Figure record listings:
= = = =

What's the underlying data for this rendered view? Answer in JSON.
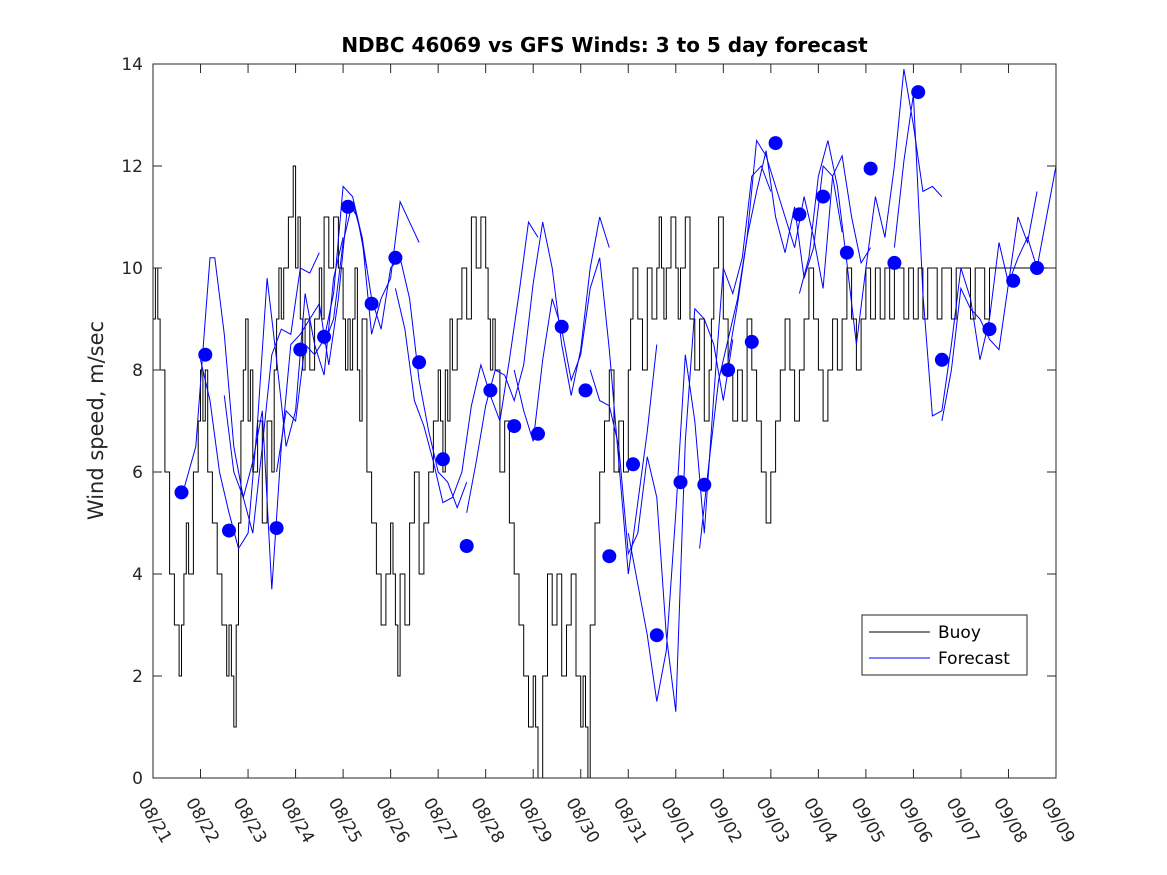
{
  "chart_data": {
    "type": "line",
    "title": "NDBC 46069 vs GFS Winds: 3 to 5 day forecast",
    "xlabel": "",
    "ylabel": "Wind speed, m/sec",
    "xlim": [
      0,
      19
    ],
    "ylim": [
      0,
      14
    ],
    "x_tick_labels": [
      "08/21",
      "08/22",
      "08/23",
      "08/24",
      "08/25",
      "08/26",
      "08/27",
      "08/28",
      "08/29",
      "08/30",
      "08/31",
      "09/01",
      "09/02",
      "09/03",
      "09/04",
      "09/05",
      "09/06",
      "09/07",
      "09/08",
      "09/09"
    ],
    "y_ticks": [
      0,
      2,
      4,
      6,
      8,
      10,
      12,
      14
    ],
    "legend": {
      "position": "bottom-right",
      "entries": [
        {
          "label": "Buoy",
          "color": "#000000"
        },
        {
          "label": "Forecast",
          "color": "#0000ff"
        }
      ]
    },
    "colors": {
      "buoy": "#000000",
      "forecast": "#0000ff",
      "marker": "#0000ff"
    },
    "series": [
      {
        "name": "Buoy",
        "x": [
          0,
          0.05,
          0.1,
          0.15,
          0.25,
          0.35,
          0.45,
          0.55,
          0.6,
          0.65,
          0.7,
          0.75,
          0.85,
          0.95,
          1.0,
          1.05,
          1.1,
          1.15,
          1.25,
          1.35,
          1.45,
          1.55,
          1.6,
          1.65,
          1.7,
          1.75,
          1.8,
          1.85,
          1.9,
          1.95,
          2.0,
          2.05,
          2.1,
          2.2,
          2.3,
          2.4,
          2.5,
          2.55,
          2.6,
          2.65,
          2.7,
          2.75,
          2.85,
          2.95,
          3.0,
          3.05,
          3.1,
          3.15,
          3.2,
          3.3,
          3.4,
          3.5,
          3.55,
          3.6,
          3.7,
          3.8,
          3.9,
          4.0,
          4.05,
          4.1,
          4.15,
          4.2,
          4.25,
          4.3,
          4.35,
          4.4,
          4.5,
          4.6,
          4.7,
          4.8,
          4.9,
          5.0,
          5.05,
          5.1,
          5.15,
          5.2,
          5.3,
          5.4,
          5.5,
          5.6,
          5.7,
          5.8,
          5.9,
          6.0,
          6.05,
          6.1,
          6.15,
          6.2,
          6.25,
          6.3,
          6.4,
          6.5,
          6.6,
          6.7,
          6.8,
          6.9,
          7.0,
          7.05,
          7.1,
          7.15,
          7.2,
          7.3,
          7.4,
          7.5,
          7.6,
          7.7,
          7.8,
          7.9,
          8.0,
          8.05,
          8.1,
          8.2,
          8.3,
          8.4,
          8.5,
          8.6,
          8.7,
          8.8,
          8.9,
          9.0,
          9.05,
          9.1,
          9.15,
          9.2,
          9.3,
          9.4,
          9.5,
          9.6,
          9.7,
          9.8,
          9.9,
          10.0,
          10.05,
          10.1,
          10.2,
          10.3,
          10.4,
          10.5,
          10.6,
          10.65,
          10.7,
          10.75,
          10.8,
          10.9,
          11.0,
          11.05,
          11.1,
          11.2,
          11.3,
          11.4,
          11.5,
          11.6,
          11.7,
          11.75,
          11.8,
          11.9,
          12.0,
          12.1,
          12.2,
          12.3,
          12.4,
          12.5,
          12.6,
          12.7,
          12.8,
          12.9,
          13.0,
          13.1,
          13.2,
          13.3,
          13.4,
          13.5,
          13.6,
          13.7,
          13.8,
          13.9,
          14.0,
          14.1,
          14.2,
          14.3,
          14.4,
          14.5,
          14.6,
          14.7,
          14.8,
          14.9,
          15.0,
          15.1,
          15.2,
          15.3,
          15.4,
          15.5,
          15.6,
          15.7,
          15.8,
          15.9,
          16.0,
          16.1,
          16.2,
          16.3,
          16.4,
          16.5,
          16.6,
          16.7,
          16.8,
          16.9,
          17.0,
          17.1,
          17.2,
          17.3,
          17.4,
          17.5,
          17.6,
          17.7,
          17.8,
          17.9,
          18.0,
          18.1,
          18.2,
          18.3,
          18.4,
          18.5,
          18.6,
          18.7,
          18.8,
          18.9,
          19.0
        ],
        "y": [
          9,
          10,
          9,
          8,
          6,
          4,
          3,
          2,
          3,
          4,
          5,
          4,
          6,
          7,
          8,
          7,
          8,
          6,
          5,
          4,
          3,
          2,
          3,
          2,
          1,
          3,
          5,
          7,
          8,
          9,
          7,
          8,
          6,
          7,
          5,
          7,
          6,
          8,
          9,
          10,
          9,
          10,
          11,
          12,
          10,
          11,
          9,
          8,
          9,
          8,
          9,
          10,
          9,
          11,
          10,
          11,
          10,
          9,
          8,
          9,
          8,
          9,
          10,
          8,
          7,
          9,
          6,
          5,
          4,
          3,
          4,
          5,
          4,
          3,
          2,
          4,
          3,
          5,
          6,
          4,
          5,
          6,
          7,
          8,
          7,
          6,
          8,
          7,
          9,
          8,
          9,
          10,
          9,
          11,
          10,
          11,
          10,
          9,
          8,
          9,
          8,
          6,
          7,
          5,
          4,
          3,
          2,
          1,
          2,
          1,
          0,
          2,
          4,
          3,
          4,
          2,
          3,
          4,
          2,
          1,
          2,
          1,
          0,
          3,
          5,
          6,
          7,
          8,
          6,
          7,
          6,
          8,
          9,
          10,
          9,
          8,
          10,
          9,
          10,
          11,
          10,
          9,
          10,
          11,
          10,
          9,
          10,
          11,
          9,
          8,
          9,
          7,
          8,
          9,
          10,
          11,
          9,
          8,
          7,
          8,
          7,
          9,
          8,
          7,
          6,
          5,
          6,
          7,
          8,
          9,
          8,
          7,
          8,
          9,
          10,
          9,
          8,
          7,
          8,
          9,
          8,
          9,
          10,
          9,
          8,
          9,
          10,
          9,
          10,
          9,
          10,
          9,
          10,
          10,
          9,
          10,
          9,
          10,
          9,
          10,
          10,
          9,
          10,
          10,
          9,
          10,
          10,
          10,
          9,
          10,
          10,
          9,
          10,
          10,
          10,
          10,
          10,
          10,
          10,
          10,
          10,
          10,
          10,
          10,
          10,
          10,
          10
        ]
      }
    ],
    "forecast_runs": [
      {
        "x": [
          0.6,
          0.9,
          1.1,
          1.2,
          1.3,
          1.5,
          1.7,
          1.9,
          2.1,
          2.3,
          2.5,
          2.7,
          2.9,
          3.1,
          3.3,
          3.5
        ],
        "y": [
          5.5,
          6.5,
          9,
          10.2,
          10.2,
          8.7,
          6.5,
          5.5,
          4.8,
          6.5,
          8.3,
          8.8,
          8.7,
          10,
          9.9,
          10.3
        ]
      },
      {
        "x": [
          1.0,
          1.2,
          1.4,
          1.6,
          1.8,
          2.0,
          2.2,
          2.4,
          2.6,
          2.8,
          3.0,
          3.2,
          3.4,
          3.6,
          3.8,
          4.0
        ],
        "y": [
          8.2,
          7.4,
          6.0,
          5.2,
          4.5,
          4.8,
          7.0,
          9.8,
          8.2,
          6.5,
          7.2,
          9.5,
          8.5,
          7.9,
          9.8,
          10.6
        ]
      },
      {
        "x": [
          1.5,
          1.7,
          1.9,
          2.1,
          2.3,
          2.5,
          2.7,
          2.9,
          3.1,
          3.3,
          3.5,
          3.7,
          3.9,
          4.1,
          4.3,
          4.5
        ],
        "y": [
          7.5,
          6.0,
          5.5,
          6.2,
          7.2,
          3.7,
          6.5,
          8.5,
          8.7,
          9.0,
          9.3,
          8.1,
          9.4,
          11.3,
          11.0,
          10.0
        ]
      },
      {
        "x": [
          2.6,
          2.8,
          3.0,
          3.2,
          3.4,
          3.6,
          3.8,
          4.0,
          4.2,
          4.4,
          4.6,
          4.8,
          5.0,
          5.2,
          5.4,
          5.6
        ],
        "y": [
          6.0,
          7.2,
          7.0,
          8.5,
          8.3,
          8.6,
          9.5,
          11.6,
          11.4,
          10.6,
          8.7,
          9.4,
          9.8,
          11.3,
          10.9,
          10.5
        ]
      },
      {
        "x": [
          3.6,
          3.8,
          4.0,
          4.2,
          4.4,
          4.6,
          4.8,
          5.0,
          5.2,
          5.4,
          5.6,
          5.8,
          6.0,
          6.2,
          6.4,
          6.6
        ],
        "y": [
          8.5,
          9.0,
          10.5,
          11.3,
          10.6,
          9.4,
          8.8,
          10.0,
          10.2,
          9.4,
          7.8,
          6.8,
          6.0,
          5.8,
          5.3,
          5.8
        ]
      },
      {
        "x": [
          5.1,
          5.3,
          5.5,
          5.7,
          5.9,
          6.1,
          6.3,
          6.5,
          6.7,
          6.9,
          7.1,
          7.3,
          7.5,
          7.7,
          7.9,
          8.1
        ],
        "y": [
          9.6,
          8.8,
          7.4,
          6.9,
          6.2,
          5.4,
          5.5,
          6.0,
          7.3,
          8.1,
          7.5,
          7.0,
          8.2,
          9.5,
          10.9,
          10.6
        ]
      },
      {
        "x": [
          6.6,
          6.8,
          7.0,
          7.2,
          7.4,
          7.6,
          7.8,
          8.0,
          8.2,
          8.4,
          8.6,
          8.8,
          9.0,
          9.2,
          9.4,
          9.6
        ],
        "y": [
          5.2,
          6.2,
          7.3,
          8.0,
          7.9,
          7.4,
          8.1,
          9.7,
          10.9,
          10.0,
          8.5,
          7.5,
          8.4,
          10.0,
          11.0,
          10.4
        ]
      },
      {
        "x": [
          7.6,
          7.8,
          8.0,
          8.2,
          8.4,
          8.6,
          8.8,
          9.0,
          9.2,
          9.4,
          9.6,
          9.8,
          10.0,
          10.2,
          10.4,
          10.6
        ],
        "y": [
          8.0,
          7.2,
          6.6,
          8.2,
          9.4,
          8.8,
          7.8,
          8.3,
          9.6,
          10.2,
          8.4,
          6.2,
          4.0,
          5.4,
          6.8,
          8.5
        ]
      },
      {
        "x": [
          9.2,
          9.4,
          9.6,
          9.8,
          10.0,
          10.2,
          10.4,
          10.6,
          10.8,
          11.0,
          11.2,
          11.4,
          11.6,
          11.8,
          12.0,
          12.2
        ],
        "y": [
          8.0,
          7.4,
          7.3,
          6.5,
          4.4,
          4.8,
          6.3,
          5.5,
          2.8,
          1.3,
          6.6,
          9.2,
          9.0,
          8.5,
          7.4,
          8.6
        ]
      },
      {
        "x": [
          10.0,
          10.2,
          10.4,
          10.6,
          10.8,
          11.0,
          11.2,
          11.4,
          11.6,
          11.8,
          12.0,
          12.2,
          12.4,
          12.6,
          12.8,
          13.0
        ],
        "y": [
          4.8,
          3.8,
          2.8,
          1.5,
          2.5,
          5.2,
          8.3,
          7.0,
          4.8,
          7.5,
          10.0,
          9.5,
          10.2,
          11.8,
          12.0,
          11.5
        ]
      },
      {
        "x": [
          11.5,
          11.7,
          11.9,
          12.1,
          12.3,
          12.5,
          12.7,
          12.9,
          13.1,
          13.3,
          13.5,
          13.7,
          13.9,
          14.1,
          14.3,
          14.5
        ],
        "y": [
          4.5,
          6.2,
          7.8,
          8.6,
          9.4,
          10.6,
          11.5,
          12.3,
          11.0,
          10.3,
          11.2,
          9.8,
          10.4,
          12.0,
          11.8,
          10.7
        ]
      },
      {
        "x": [
          12.1,
          12.3,
          12.5,
          12.7,
          12.9,
          13.1,
          13.3,
          13.5,
          13.7,
          13.9,
          14.1,
          14.3,
          14.5,
          14.7,
          14.9,
          15.1
        ],
        "y": [
          8.2,
          9.3,
          10.6,
          12.5,
          12.2,
          11.6,
          11.0,
          10.4,
          11.4,
          10.6,
          9.6,
          11.8,
          12.2,
          11.0,
          10.1,
          10.4
        ]
      },
      {
        "x": [
          13.6,
          13.8,
          14.0,
          14.2,
          14.4,
          14.6,
          14.8,
          15.0,
          15.2,
          15.4,
          15.6,
          15.8,
          16.0,
          16.2,
          16.4,
          16.6
        ],
        "y": [
          9.5,
          10.2,
          11.8,
          12.5,
          11.6,
          10.1,
          8.5,
          10.0,
          11.4,
          10.6,
          12.0,
          13.9,
          12.8,
          11.5,
          11.6,
          11.4
        ]
      },
      {
        "x": [
          15.6,
          15.8,
          16.0,
          16.2,
          16.4,
          16.6,
          16.8,
          17.0,
          17.2,
          17.4,
          17.6,
          17.8,
          18.0,
          18.2,
          18.4,
          18.6
        ],
        "y": [
          10.4,
          12.1,
          13.4,
          9.5,
          7.1,
          7.2,
          8.5,
          10.0,
          9.4,
          8.2,
          9.0,
          10.5,
          9.7,
          11.0,
          10.5,
          11.5
        ]
      },
      {
        "x": [
          16.6,
          16.8,
          17.0,
          17.2,
          17.4,
          17.6,
          17.8,
          18.0,
          18.2,
          18.4,
          18.6,
          18.8,
          19.0
        ],
        "y": [
          7.0,
          8.0,
          9.6,
          9.2,
          9.0,
          8.6,
          8.4,
          9.7,
          10.2,
          10.6,
          10.0,
          11.0,
          12.0
        ]
      }
    ],
    "forecast_markers": {
      "x": [
        0.6,
        1.1,
        1.6,
        2.6,
        3.1,
        3.6,
        4.1,
        4.6,
        5.1,
        5.6,
        6.1,
        6.6,
        7.1,
        7.6,
        8.1,
        8.6,
        9.1,
        9.6,
        10.1,
        10.6,
        11.1,
        11.6,
        12.1,
        12.6,
        13.1,
        13.6,
        14.1,
        14.6,
        15.1,
        15.6,
        16.1,
        16.6,
        17.6,
        18.1,
        18.6
      ],
      "y": [
        5.6,
        8.3,
        4.85,
        4.9,
        8.4,
        8.65,
        11.2,
        9.3,
        10.2,
        8.15,
        6.25,
        4.55,
        7.6,
        6.9,
        6.75,
        8.85,
        7.6,
        4.35,
        6.15,
        2.8,
        5.8,
        5.75,
        8.0,
        8.55,
        12.45,
        11.05,
        11.4,
        10.3,
        11.95,
        10.1,
        13.45,
        8.2,
        8.8,
        9.75,
        10.0
      ]
    }
  }
}
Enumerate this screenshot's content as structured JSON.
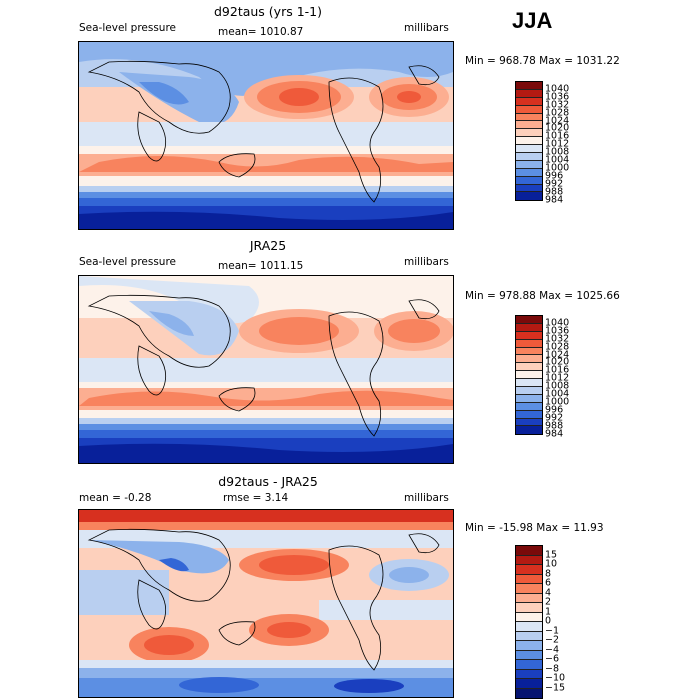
{
  "season": "JJA",
  "chart_data": [
    {
      "type": "heatmap",
      "title": "d92taus (yrs 1-1)",
      "left_label": "Sea-level pressure",
      "center_label": "mean= 1010.87",
      "right_label": "millibars",
      "minmax_label": "Min = 968.78 Max = 1031.22",
      "mean": 1010.87,
      "min": 968.78,
      "max": 1031.22,
      "units": "millibars",
      "colorbar_levels": [
        "1040",
        "1036",
        "1032",
        "1028",
        "1024",
        "1020",
        "1016",
        "1012",
        "1008",
        "1004",
        "1000",
        "996",
        "992",
        "988",
        "984"
      ]
    },
    {
      "type": "heatmap",
      "title": "JRA25",
      "left_label": "Sea-level pressure",
      "center_label": "mean= 1011.15",
      "right_label": "millibars",
      "minmax_label": "Min = 978.88 Max = 1025.66",
      "mean": 1011.15,
      "min": 978.88,
      "max": 1025.66,
      "units": "millibars",
      "colorbar_levels": [
        "1040",
        "1036",
        "1032",
        "1028",
        "1024",
        "1020",
        "1016",
        "1012",
        "1008",
        "1004",
        "1000",
        "996",
        "992",
        "988",
        "984"
      ]
    },
    {
      "type": "heatmap",
      "title": "d92taus - JRA25",
      "left_label": "mean =   -0.28",
      "center_label": "rmse =    3.14",
      "right_label": "millibars",
      "minmax_label": "Min = -15.98 Max =   11.93",
      "mean": -0.28,
      "rmse": 3.14,
      "min": -15.98,
      "max": 11.93,
      "units": "millibars",
      "colorbar_levels": [
        "15",
        "10",
        "8",
        "6",
        "4",
        "2",
        "1",
        "0",
        "−1",
        "−2",
        "−4",
        "−6",
        "−8",
        "−10",
        "−15"
      ]
    }
  ],
  "colors": {
    "palette": [
      "#7a0a0a",
      "#b31a12",
      "#d7301f",
      "#ef5a3a",
      "#f8835e",
      "#fcae91",
      "#fdd0bc",
      "#fdf2ea",
      "#dbe6f5",
      "#b9cff0",
      "#8cb2eb",
      "#5c8fe3",
      "#3366d6",
      "#1a3fbf",
      "#08209a"
    ]
  }
}
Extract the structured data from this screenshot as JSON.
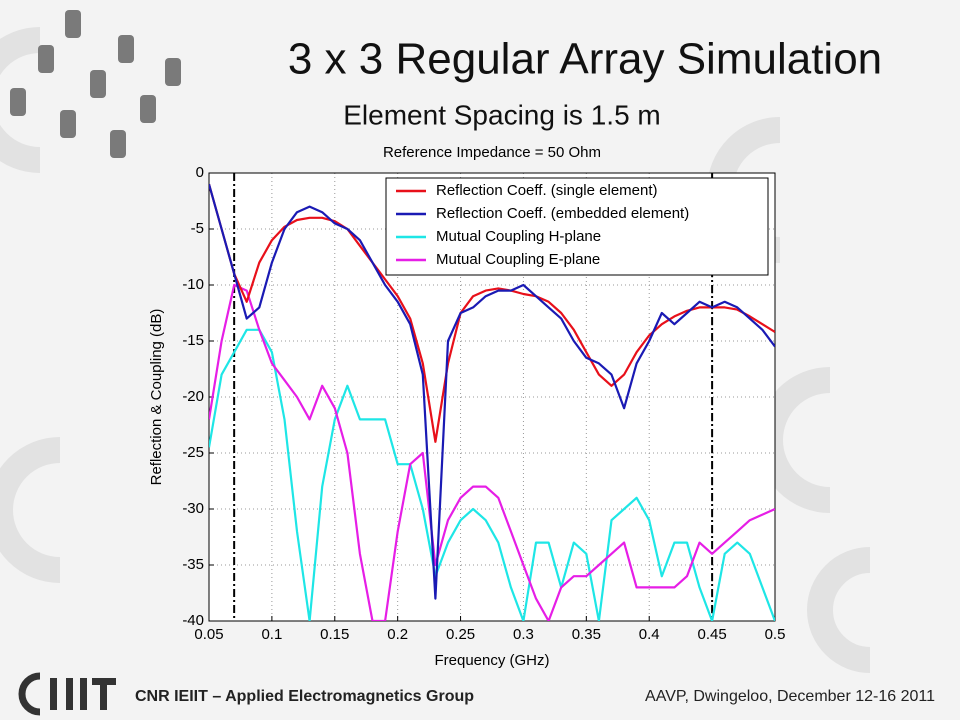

= = = =

#### [Work to complete]
Report how many lines above hold the string "JSON", giving nothing but the number.

#### [Task response]
3